- [Rows]:
★ ★ ★ ★ ★ ★ ★
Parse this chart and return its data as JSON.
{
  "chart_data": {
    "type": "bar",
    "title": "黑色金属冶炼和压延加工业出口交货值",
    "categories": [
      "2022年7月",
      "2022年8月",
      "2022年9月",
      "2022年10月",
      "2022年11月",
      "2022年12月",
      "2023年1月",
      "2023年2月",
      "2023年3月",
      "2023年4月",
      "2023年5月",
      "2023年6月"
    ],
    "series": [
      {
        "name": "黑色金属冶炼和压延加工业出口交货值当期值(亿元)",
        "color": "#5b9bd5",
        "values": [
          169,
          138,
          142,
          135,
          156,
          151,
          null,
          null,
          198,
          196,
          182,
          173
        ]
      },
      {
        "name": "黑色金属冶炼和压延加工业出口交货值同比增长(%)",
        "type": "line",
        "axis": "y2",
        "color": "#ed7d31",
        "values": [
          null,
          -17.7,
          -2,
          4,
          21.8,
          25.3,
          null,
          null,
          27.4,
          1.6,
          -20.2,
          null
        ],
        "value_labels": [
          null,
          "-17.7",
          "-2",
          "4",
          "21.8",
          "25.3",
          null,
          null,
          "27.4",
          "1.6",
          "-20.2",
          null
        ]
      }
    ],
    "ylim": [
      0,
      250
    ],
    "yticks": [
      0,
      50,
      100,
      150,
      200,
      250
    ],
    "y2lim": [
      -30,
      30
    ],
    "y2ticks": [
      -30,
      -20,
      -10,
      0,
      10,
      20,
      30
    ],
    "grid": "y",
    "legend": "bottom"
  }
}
★ ★ ★ ★ ★ ★ ★
Copy out every entry again, exactly as it was given.

- [Complete answer]:
Parse this chart and return its data as JSON.
{
  "chart_data": {
    "type": "bar",
    "title": "黑色金属冶炼和压延加工业出口交货值",
    "categories": [
      "2022年7月",
      "2022年8月",
      "2022年9月",
      "2022年10月",
      "2022年11月",
      "2022年12月",
      "2023年1月",
      "2023年2月",
      "2023年3月",
      "2023年4月",
      "2023年5月",
      "2023年6月"
    ],
    "series": [
      {
        "name": "黑色金属冶炼和压延加工业出口交货值当期值(亿元)",
        "color": "#5b9bd5",
        "values": [
          169,
          138,
          142,
          135,
          156,
          151,
          null,
          null,
          198,
          196,
          182,
          173
        ]
      },
      {
        "name": "黑色金属冶炼和压延加工业出口交货值同比增长(%)",
        "type": "line",
        "axis": "y2",
        "color": "#ed7d31",
        "values": [
          null,
          -17.7,
          -2,
          4,
          21.8,
          25.3,
          null,
          null,
          27.4,
          1.6,
          -20.2,
          null
        ],
        "value_labels": [
          null,
          "-17.7",
          "-2",
          "4",
          "21.8",
          "25.3",
          null,
          null,
          "27.4",
          "1.6",
          "-20.2",
          null
        ]
      }
    ],
    "ylim": [
      0,
      250
    ],
    "yticks": [
      0,
      50,
      100,
      150,
      200,
      250
    ],
    "y2lim": [
      -30,
      30
    ],
    "y2ticks": [
      -30,
      -20,
      -10,
      0,
      10,
      20,
      30
    ],
    "grid": "y",
    "legend": "bottom"
  }
}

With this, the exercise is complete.